◆ Stated exercise
Extract all of the entries and set them down verbatim.

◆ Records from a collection
=======

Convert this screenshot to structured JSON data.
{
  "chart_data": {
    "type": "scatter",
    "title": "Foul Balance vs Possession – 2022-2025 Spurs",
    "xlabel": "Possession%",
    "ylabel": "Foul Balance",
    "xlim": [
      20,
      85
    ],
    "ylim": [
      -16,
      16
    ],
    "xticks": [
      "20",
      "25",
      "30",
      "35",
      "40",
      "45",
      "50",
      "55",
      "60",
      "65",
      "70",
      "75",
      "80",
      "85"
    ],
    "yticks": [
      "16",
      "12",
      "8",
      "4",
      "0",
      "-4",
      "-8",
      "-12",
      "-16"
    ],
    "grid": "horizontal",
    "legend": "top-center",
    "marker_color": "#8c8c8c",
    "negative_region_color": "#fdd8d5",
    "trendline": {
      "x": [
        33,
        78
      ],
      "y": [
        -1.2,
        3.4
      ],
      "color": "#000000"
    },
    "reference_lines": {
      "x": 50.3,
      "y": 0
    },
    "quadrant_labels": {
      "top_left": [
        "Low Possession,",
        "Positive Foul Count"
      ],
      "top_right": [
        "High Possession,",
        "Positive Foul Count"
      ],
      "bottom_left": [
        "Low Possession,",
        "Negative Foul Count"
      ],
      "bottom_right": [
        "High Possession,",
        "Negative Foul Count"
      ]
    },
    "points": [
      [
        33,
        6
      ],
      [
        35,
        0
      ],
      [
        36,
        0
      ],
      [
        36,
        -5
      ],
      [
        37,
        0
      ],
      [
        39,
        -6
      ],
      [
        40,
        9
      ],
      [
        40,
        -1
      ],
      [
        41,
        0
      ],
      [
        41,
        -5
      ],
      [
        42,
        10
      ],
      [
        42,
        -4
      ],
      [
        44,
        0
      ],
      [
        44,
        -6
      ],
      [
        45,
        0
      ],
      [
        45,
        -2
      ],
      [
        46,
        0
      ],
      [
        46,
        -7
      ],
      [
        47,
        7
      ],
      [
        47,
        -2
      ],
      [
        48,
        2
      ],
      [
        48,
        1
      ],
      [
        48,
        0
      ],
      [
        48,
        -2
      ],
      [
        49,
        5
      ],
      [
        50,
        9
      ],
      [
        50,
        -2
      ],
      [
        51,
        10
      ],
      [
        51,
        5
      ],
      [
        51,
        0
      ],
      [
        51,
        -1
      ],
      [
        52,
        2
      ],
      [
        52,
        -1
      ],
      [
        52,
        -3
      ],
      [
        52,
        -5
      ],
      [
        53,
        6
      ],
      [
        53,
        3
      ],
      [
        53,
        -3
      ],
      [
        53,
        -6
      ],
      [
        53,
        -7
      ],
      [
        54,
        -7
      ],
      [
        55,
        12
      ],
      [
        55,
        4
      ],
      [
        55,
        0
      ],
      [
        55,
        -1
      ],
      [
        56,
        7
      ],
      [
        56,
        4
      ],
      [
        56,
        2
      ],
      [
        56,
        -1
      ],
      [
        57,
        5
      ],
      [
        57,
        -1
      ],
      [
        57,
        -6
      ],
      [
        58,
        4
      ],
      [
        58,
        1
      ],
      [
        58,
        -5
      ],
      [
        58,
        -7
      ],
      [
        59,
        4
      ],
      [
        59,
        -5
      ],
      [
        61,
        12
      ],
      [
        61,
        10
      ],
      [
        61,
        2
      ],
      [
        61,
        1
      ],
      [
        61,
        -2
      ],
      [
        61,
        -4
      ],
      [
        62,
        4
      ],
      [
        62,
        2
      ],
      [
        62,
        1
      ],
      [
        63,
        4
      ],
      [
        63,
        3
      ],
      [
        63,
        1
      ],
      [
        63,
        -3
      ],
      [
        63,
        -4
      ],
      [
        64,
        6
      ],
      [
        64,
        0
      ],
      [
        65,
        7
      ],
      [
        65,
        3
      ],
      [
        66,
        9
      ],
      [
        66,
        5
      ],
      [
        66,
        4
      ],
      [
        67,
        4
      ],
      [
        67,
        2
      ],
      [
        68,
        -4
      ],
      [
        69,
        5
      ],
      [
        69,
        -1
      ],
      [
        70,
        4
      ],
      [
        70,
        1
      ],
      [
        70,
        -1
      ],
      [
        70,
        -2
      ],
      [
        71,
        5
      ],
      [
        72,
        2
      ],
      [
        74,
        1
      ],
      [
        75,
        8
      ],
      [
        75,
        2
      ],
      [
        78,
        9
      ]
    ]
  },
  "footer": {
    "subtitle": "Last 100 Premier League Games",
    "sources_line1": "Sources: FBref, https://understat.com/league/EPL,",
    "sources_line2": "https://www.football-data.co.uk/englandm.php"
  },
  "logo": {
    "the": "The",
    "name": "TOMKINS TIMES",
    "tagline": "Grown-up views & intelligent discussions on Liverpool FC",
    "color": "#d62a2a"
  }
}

=======

◆ Solution for this exercise
Convert this screenshot to structured JSON data.
{
  "chart_data": {
    "type": "scatter",
    "title": "Foul Balance vs Possession – 2022-2025 Spurs",
    "xlabel": "Possession%",
    "ylabel": "Foul Balance",
    "xlim": [
      20,
      85
    ],
    "ylim": [
      -16,
      16
    ],
    "xticks": [
      "20",
      "25",
      "30",
      "35",
      "40",
      "45",
      "50",
      "55",
      "60",
      "65",
      "70",
      "75",
      "80",
      "85"
    ],
    "yticks": [
      "16",
      "12",
      "8",
      "4",
      "0",
      "-4",
      "-8",
      "-12",
      "-16"
    ],
    "grid": "horizontal",
    "legend": "top-center",
    "marker_color": "#8c8c8c",
    "negative_region_color": "#fdd8d5",
    "trendline": {
      "x": [
        33,
        78
      ],
      "y": [
        -1.2,
        3.4
      ],
      "color": "#000000"
    },
    "reference_lines": {
      "x": 50.3,
      "y": 0
    },
    "quadrant_labels": {
      "top_left": [
        "Low Possession,",
        "Positive Foul Count"
      ],
      "top_right": [
        "High Possession,",
        "Positive Foul Count"
      ],
      "bottom_left": [
        "Low Possession,",
        "Negative Foul Count"
      ],
      "bottom_right": [
        "High Possession,",
        "Negative Foul Count"
      ]
    },
    "points": [
      [
        33,
        6
      ],
      [
        35,
        0
      ],
      [
        36,
        0
      ],
      [
        36,
        -5
      ],
      [
        37,
        0
      ],
      [
        39,
        -6
      ],
      [
        40,
        9
      ],
      [
        40,
        -1
      ],
      [
        41,
        0
      ],
      [
        41,
        -5
      ],
      [
        42,
        10
      ],
      [
        42,
        -4
      ],
      [
        44,
        0
      ],
      [
        44,
        -6
      ],
      [
        45,
        0
      ],
      [
        45,
        -2
      ],
      [
        46,
        0
      ],
      [
        46,
        -7
      ],
      [
        47,
        7
      ],
      [
        47,
        -2
      ],
      [
        48,
        2
      ],
      [
        48,
        1
      ],
      [
        48,
        0
      ],
      [
        48,
        -2
      ],
      [
        49,
        5
      ],
      [
        50,
        9
      ],
      [
        50,
        -2
      ],
      [
        51,
        10
      ],
      [
        51,
        5
      ],
      [
        51,
        0
      ],
      [
        51,
        -1
      ],
      [
        52,
        2
      ],
      [
        52,
        -1
      ],
      [
        52,
        -3
      ],
      [
        52,
        -5
      ],
      [
        53,
        6
      ],
      [
        53,
        3
      ],
      [
        53,
        -3
      ],
      [
        53,
        -6
      ],
      [
        53,
        -7
      ],
      [
        54,
        -7
      ],
      [
        55,
        12
      ],
      [
        55,
        4
      ],
      [
        55,
        0
      ],
      [
        55,
        -1
      ],
      [
        56,
        7
      ],
      [
        56,
        4
      ],
      [
        56,
        2
      ],
      [
        56,
        -1
      ],
      [
        57,
        5
      ],
      [
        57,
        -1
      ],
      [
        57,
        -6
      ],
      [
        58,
        4
      ],
      [
        58,
        1
      ],
      [
        58,
        -5
      ],
      [
        58,
        -7
      ],
      [
        59,
        4
      ],
      [
        59,
        -5
      ],
      [
        61,
        12
      ],
      [
        61,
        10
      ],
      [
        61,
        2
      ],
      [
        61,
        1
      ],
      [
        61,
        -2
      ],
      [
        61,
        -4
      ],
      [
        62,
        4
      ],
      [
        62,
        2
      ],
      [
        62,
        1
      ],
      [
        63,
        4
      ],
      [
        63,
        3
      ],
      [
        63,
        1
      ],
      [
        63,
        -3
      ],
      [
        63,
        -4
      ],
      [
        64,
        6
      ],
      [
        64,
        0
      ],
      [
        65,
        7
      ],
      [
        65,
        3
      ],
      [
        66,
        9
      ],
      [
        66,
        5
      ],
      [
        66,
        4
      ],
      [
        67,
        4
      ],
      [
        67,
        2
      ],
      [
        68,
        -4
      ],
      [
        69,
        5
      ],
      [
        69,
        -1
      ],
      [
        70,
        4
      ],
      [
        70,
        1
      ],
      [
        70,
        -1
      ],
      [
        70,
        -2
      ],
      [
        71,
        5
      ],
      [
        72,
        2
      ],
      [
        74,
        1
      ],
      [
        75,
        8
      ],
      [
        75,
        2
      ],
      [
        78,
        9
      ]
    ]
  },
  "footer": {
    "subtitle": "Last 100 Premier League Games",
    "sources_line1": "Sources: FBref, https://understat.com/league/EPL,",
    "sources_line2": "https://www.football-data.co.uk/englandm.php"
  },
  "logo": {
    "the": "The",
    "name": "TOMKINS TIMES",
    "tagline": "Grown-up views & intelligent discussions on Liverpool FC",
    "color": "#d62a2a"
  }
}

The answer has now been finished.